● **WHAT YOU SHOULD DO**:
Among these lines, how many include "crown"? Answer only with the number.

Stored data entries:
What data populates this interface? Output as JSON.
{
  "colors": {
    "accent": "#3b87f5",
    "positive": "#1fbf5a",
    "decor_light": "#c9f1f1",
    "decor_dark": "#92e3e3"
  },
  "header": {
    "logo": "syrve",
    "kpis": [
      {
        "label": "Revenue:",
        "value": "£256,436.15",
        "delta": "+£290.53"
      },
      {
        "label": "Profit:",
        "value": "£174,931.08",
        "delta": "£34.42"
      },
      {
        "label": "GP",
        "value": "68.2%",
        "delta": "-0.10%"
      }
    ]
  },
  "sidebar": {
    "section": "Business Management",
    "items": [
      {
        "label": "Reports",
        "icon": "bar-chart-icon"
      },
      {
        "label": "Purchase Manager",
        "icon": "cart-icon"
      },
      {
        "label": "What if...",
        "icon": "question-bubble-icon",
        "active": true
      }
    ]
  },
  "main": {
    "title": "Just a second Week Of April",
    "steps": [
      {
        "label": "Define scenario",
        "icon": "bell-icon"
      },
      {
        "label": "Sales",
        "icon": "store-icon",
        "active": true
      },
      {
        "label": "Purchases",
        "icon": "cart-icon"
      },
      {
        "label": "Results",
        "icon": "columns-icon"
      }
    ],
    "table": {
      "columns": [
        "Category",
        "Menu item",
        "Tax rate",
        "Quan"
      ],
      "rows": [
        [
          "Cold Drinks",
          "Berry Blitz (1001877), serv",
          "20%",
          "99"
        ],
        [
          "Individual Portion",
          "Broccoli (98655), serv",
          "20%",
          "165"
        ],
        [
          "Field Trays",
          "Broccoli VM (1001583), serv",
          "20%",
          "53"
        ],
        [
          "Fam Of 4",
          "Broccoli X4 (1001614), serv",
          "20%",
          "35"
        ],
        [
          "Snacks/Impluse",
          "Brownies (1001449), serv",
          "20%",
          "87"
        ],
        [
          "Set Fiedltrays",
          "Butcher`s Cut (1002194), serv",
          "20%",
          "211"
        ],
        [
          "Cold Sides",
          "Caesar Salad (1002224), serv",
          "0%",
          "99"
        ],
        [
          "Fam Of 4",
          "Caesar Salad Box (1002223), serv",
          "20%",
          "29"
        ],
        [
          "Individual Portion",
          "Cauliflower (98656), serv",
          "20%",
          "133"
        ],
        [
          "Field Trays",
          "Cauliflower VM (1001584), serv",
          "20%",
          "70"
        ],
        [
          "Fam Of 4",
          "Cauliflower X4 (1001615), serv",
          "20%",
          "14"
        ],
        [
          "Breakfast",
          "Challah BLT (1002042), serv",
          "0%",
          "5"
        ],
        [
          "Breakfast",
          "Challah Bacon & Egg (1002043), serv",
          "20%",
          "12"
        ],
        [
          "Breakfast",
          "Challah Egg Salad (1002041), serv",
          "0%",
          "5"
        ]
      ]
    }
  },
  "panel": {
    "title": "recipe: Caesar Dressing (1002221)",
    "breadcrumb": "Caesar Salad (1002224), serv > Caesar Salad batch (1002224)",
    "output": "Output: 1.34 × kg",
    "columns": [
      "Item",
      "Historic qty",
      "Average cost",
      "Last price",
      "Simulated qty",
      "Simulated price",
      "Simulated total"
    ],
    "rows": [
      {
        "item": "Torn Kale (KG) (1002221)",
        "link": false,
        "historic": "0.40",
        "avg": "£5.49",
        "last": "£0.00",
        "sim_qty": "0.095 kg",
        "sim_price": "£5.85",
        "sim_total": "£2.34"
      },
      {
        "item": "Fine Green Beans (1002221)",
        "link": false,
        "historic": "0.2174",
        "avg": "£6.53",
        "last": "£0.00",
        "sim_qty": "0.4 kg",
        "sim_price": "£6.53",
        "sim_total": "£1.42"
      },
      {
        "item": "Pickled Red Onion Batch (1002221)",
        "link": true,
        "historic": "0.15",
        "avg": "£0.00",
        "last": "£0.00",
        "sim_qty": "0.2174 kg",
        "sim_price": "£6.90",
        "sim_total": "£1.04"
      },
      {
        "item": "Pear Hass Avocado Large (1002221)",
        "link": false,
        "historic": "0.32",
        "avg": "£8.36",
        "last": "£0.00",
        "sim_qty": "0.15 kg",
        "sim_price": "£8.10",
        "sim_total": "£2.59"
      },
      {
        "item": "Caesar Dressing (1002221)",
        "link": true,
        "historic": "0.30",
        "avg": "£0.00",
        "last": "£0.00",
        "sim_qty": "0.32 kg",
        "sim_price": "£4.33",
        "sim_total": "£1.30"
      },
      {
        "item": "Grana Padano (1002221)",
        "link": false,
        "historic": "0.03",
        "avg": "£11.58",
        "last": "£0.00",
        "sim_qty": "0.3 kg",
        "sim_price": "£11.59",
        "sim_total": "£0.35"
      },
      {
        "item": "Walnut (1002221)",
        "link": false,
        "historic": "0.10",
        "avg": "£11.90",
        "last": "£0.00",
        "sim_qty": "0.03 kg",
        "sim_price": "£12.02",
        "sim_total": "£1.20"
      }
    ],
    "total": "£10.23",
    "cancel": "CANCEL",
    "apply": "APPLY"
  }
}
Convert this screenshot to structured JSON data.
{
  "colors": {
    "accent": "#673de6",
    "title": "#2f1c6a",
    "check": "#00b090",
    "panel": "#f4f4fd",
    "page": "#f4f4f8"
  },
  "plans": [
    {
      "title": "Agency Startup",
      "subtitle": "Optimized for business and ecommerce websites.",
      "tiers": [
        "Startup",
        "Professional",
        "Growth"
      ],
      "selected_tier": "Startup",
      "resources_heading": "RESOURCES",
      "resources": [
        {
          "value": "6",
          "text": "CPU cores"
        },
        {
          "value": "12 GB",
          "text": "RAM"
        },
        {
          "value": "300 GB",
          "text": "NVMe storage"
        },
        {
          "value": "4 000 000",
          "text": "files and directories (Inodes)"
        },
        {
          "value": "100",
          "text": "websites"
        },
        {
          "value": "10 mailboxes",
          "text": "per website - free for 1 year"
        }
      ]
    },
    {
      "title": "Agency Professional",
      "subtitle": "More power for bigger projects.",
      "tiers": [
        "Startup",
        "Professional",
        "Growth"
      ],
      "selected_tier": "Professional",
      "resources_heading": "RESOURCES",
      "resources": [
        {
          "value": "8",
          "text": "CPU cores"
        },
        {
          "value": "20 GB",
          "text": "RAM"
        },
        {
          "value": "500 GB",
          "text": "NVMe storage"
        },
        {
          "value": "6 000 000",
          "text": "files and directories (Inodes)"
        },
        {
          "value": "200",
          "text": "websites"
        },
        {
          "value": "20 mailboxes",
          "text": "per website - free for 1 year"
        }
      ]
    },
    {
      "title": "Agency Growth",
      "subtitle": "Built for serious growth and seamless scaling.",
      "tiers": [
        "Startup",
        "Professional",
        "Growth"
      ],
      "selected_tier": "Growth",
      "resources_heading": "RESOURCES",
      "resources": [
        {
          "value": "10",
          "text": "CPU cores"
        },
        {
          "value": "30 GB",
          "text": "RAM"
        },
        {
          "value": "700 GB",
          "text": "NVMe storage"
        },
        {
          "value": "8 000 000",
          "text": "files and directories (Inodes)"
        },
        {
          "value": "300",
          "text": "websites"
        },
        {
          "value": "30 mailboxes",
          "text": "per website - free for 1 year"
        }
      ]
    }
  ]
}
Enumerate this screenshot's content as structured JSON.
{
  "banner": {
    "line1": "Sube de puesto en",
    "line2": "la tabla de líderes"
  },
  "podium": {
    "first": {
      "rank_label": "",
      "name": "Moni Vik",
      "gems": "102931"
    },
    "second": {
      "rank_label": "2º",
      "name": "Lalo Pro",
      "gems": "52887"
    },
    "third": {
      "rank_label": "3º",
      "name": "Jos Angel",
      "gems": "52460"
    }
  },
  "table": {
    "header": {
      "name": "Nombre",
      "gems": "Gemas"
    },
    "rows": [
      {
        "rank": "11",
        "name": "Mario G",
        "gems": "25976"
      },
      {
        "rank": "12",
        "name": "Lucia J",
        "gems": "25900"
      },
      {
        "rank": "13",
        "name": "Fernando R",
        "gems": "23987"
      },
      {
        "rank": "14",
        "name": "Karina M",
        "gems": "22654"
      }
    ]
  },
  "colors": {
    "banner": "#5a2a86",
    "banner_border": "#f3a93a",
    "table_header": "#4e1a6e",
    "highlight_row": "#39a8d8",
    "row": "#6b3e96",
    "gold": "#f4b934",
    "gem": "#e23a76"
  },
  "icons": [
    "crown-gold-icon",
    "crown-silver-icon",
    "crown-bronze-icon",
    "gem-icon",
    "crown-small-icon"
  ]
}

● **RESULT FOR THIS TASK**:
4